Input material:
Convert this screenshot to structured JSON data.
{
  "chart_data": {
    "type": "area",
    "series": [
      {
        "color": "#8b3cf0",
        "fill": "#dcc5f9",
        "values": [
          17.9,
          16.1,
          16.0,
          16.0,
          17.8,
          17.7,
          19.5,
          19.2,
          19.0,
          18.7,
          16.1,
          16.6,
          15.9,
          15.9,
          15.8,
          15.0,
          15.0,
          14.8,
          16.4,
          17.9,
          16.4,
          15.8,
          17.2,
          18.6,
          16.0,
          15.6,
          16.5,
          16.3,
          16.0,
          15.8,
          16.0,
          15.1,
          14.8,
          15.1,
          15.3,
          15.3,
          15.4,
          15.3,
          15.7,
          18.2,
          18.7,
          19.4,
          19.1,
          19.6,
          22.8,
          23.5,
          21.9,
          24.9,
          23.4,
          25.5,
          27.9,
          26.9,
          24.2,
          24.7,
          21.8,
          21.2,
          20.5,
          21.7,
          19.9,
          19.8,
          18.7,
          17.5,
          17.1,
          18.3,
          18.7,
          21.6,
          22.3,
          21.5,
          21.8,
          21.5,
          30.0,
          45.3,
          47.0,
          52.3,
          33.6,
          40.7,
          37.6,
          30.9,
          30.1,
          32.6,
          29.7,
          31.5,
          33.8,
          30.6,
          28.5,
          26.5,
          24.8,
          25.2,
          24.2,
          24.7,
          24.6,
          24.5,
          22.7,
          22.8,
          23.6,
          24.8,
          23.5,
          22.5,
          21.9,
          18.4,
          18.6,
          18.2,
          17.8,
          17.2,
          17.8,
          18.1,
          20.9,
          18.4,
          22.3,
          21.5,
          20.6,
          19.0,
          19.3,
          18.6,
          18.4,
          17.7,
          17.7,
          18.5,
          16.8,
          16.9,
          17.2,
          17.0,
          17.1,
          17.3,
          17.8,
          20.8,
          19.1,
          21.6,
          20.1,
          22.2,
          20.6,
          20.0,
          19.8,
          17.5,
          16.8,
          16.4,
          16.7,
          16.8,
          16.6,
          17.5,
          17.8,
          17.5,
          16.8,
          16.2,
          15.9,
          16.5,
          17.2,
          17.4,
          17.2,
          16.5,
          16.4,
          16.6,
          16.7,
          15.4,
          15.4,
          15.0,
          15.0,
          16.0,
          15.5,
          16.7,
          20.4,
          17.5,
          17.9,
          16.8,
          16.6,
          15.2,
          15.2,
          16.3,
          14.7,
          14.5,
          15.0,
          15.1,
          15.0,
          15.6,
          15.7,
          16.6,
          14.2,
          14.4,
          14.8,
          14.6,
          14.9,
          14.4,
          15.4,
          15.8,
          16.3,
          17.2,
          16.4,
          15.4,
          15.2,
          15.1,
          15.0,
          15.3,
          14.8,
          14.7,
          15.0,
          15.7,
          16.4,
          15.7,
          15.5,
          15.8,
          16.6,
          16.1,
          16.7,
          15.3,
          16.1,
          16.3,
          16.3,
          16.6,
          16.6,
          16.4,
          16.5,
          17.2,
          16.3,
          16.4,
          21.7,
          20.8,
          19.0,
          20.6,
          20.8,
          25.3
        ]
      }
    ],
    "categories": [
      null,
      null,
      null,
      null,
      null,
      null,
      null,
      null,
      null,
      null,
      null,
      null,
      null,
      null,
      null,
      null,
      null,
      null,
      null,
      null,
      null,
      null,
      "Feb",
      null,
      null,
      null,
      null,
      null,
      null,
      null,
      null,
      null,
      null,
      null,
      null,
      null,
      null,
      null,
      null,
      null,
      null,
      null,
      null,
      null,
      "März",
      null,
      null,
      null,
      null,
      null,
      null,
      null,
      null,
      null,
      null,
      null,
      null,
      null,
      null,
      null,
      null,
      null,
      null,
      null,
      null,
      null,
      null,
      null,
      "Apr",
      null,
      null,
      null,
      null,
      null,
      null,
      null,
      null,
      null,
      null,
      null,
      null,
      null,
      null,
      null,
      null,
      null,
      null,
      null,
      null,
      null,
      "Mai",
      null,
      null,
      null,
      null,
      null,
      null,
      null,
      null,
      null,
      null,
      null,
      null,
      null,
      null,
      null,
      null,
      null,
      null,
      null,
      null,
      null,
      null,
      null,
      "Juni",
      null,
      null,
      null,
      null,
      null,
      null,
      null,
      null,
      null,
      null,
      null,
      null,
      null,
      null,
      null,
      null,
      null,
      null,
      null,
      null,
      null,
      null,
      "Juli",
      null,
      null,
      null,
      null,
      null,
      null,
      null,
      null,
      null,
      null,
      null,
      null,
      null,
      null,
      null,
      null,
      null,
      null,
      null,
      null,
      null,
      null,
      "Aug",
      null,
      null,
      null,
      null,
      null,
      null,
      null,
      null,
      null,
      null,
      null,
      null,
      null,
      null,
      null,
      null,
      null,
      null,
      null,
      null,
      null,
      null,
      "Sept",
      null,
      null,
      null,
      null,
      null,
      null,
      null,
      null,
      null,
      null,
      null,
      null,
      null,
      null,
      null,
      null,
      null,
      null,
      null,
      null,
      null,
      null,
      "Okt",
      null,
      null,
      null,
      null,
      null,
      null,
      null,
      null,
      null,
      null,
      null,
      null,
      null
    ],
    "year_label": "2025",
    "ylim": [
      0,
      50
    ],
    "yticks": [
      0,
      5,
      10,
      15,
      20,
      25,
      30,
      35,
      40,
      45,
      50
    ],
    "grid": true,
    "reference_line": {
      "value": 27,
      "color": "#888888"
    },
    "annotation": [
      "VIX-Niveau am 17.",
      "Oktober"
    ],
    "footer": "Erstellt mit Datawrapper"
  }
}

Objective: Restate the whole of the material exactly.

Solution for this task:
Convert this screenshot to structured JSON data.
{
  "chart_data": {
    "type": "area",
    "series": [
      {
        "color": "#8b3cf0",
        "fill": "#dcc5f9",
        "values": [
          17.9,
          16.1,
          16.0,
          16.0,
          17.8,
          17.7,
          19.5,
          19.2,
          19.0,
          18.7,
          16.1,
          16.6,
          15.9,
          15.9,
          15.8,
          15.0,
          15.0,
          14.8,
          16.4,
          17.9,
          16.4,
          15.8,
          17.2,
          18.6,
          16.0,
          15.6,
          16.5,
          16.3,
          16.0,
          15.8,
          16.0,
          15.1,
          14.8,
          15.1,
          15.3,
          15.3,
          15.4,
          15.3,
          15.7,
          18.2,
          18.7,
          19.4,
          19.1,
          19.6,
          22.8,
          23.5,
          21.9,
          24.9,
          23.4,
          25.5,
          27.9,
          26.9,
          24.2,
          24.7,
          21.8,
          21.2,
          20.5,
          21.7,
          19.9,
          19.8,
          18.7,
          17.5,
          17.1,
          18.3,
          18.7,
          21.6,
          22.3,
          21.5,
          21.8,
          21.5,
          30.0,
          45.3,
          47.0,
          52.3,
          33.6,
          40.7,
          37.6,
          30.9,
          30.1,
          32.6,
          29.7,
          31.5,
          33.8,
          30.6,
          28.5,
          26.5,
          24.8,
          25.2,
          24.2,
          24.7,
          24.6,
          24.5,
          22.7,
          22.8,
          23.6,
          24.8,
          23.5,
          22.5,
          21.9,
          18.4,
          18.6,
          18.2,
          17.8,
          17.2,
          17.8,
          18.1,
          20.9,
          18.4,
          22.3,
          21.5,
          20.6,
          19.0,
          19.3,
          18.6,
          18.4,
          17.7,
          17.7,
          18.5,
          16.8,
          16.9,
          17.2,
          17.0,
          17.1,
          17.3,
          17.8,
          20.8,
          19.1,
          21.6,
          20.1,
          22.2,
          20.6,
          20.0,
          19.8,
          17.5,
          16.8,
          16.4,
          16.7,
          16.8,
          16.6,
          17.5,
          17.8,
          17.5,
          16.8,
          16.2,
          15.9,
          16.5,
          17.2,
          17.4,
          17.2,
          16.5,
          16.4,
          16.6,
          16.7,
          15.4,
          15.4,
          15.0,
          15.0,
          16.0,
          15.5,
          16.7,
          20.4,
          17.5,
          17.9,
          16.8,
          16.6,
          15.2,
          15.2,
          16.3,
          14.7,
          14.5,
          15.0,
          15.1,
          15.0,
          15.6,
          15.7,
          16.6,
          14.2,
          14.4,
          14.8,
          14.6,
          14.9,
          14.4,
          15.4,
          15.8,
          16.3,
          17.2,
          16.4,
          15.4,
          15.2,
          15.1,
          15.0,
          15.3,
          14.8,
          14.7,
          15.0,
          15.7,
          16.4,
          15.7,
          15.5,
          15.8,
          16.6,
          16.1,
          16.7,
          15.3,
          16.1,
          16.3,
          16.3,
          16.6,
          16.6,
          16.4,
          16.5,
          17.2,
          16.3,
          16.4,
          21.7,
          20.8,
          19.0,
          20.6,
          20.8,
          25.3
        ]
      }
    ],
    "categories": [
      null,
      null,
      null,
      null,
      null,
      null,
      null,
      null,
      null,
      null,
      null,
      null,
      null,
      null,
      null,
      null,
      null,
      null,
      null,
      null,
      null,
      null,
      "Feb",
      null,
      null,
      null,
      null,
      null,
      null,
      null,
      null,
      null,
      null,
      null,
      null,
      null,
      null,
      null,
      null,
      null,
      null,
      null,
      null,
      null,
      "März",
      null,
      null,
      null,
      null,
      null,
      null,
      null,
      null,
      null,
      null,
      null,
      null,
      null,
      null,
      null,
      null,
      null,
      null,
      null,
      null,
      null,
      null,
      null,
      "Apr",
      null,
      null,
      null,
      null,
      null,
      null,
      null,
      null,
      null,
      null,
      null,
      null,
      null,
      null,
      null,
      null,
      null,
      null,
      null,
      null,
      null,
      "Mai",
      null,
      null,
      null,
      null,
      null,
      null,
      null,
      null,
      null,
      null,
      null,
      null,
      null,
      null,
      null,
      null,
      null,
      null,
      null,
      null,
      null,
      null,
      null,
      "Juni",
      null,
      null,
      null,
      null,
      null,
      null,
      null,
      null,
      null,
      null,
      null,
      null,
      null,
      null,
      null,
      null,
      null,
      null,
      null,
      null,
      null,
      null,
      "Juli",
      null,
      null,
      null,
      null,
      null,
      null,
      null,
      null,
      null,
      null,
      null,
      null,
      null,
      null,
      null,
      null,
      null,
      null,
      null,
      null,
      null,
      null,
      "Aug",
      null,
      null,
      null,
      null,
      null,
      null,
      null,
      null,
      null,
      null,
      null,
      null,
      null,
      null,
      null,
      null,
      null,
      null,
      null,
      null,
      null,
      null,
      "Sept",
      null,
      null,
      null,
      null,
      null,
      null,
      null,
      null,
      null,
      null,
      null,
      null,
      null,
      null,
      null,
      null,
      null,
      null,
      null,
      null,
      null,
      null,
      "Okt",
      null,
      null,
      null,
      null,
      null,
      null,
      null,
      null,
      null,
      null,
      null,
      null,
      null
    ],
    "year_label": "2025",
    "ylim": [
      0,
      50
    ],
    "yticks": [
      0,
      5,
      10,
      15,
      20,
      25,
      30,
      35,
      40,
      45,
      50
    ],
    "grid": true,
    "reference_line": {
      "value": 27,
      "color": "#888888"
    },
    "annotation": [
      "VIX-Niveau am 17.",
      "Oktober"
    ],
    "footer": "Erstellt mit Datawrapper"
  }
}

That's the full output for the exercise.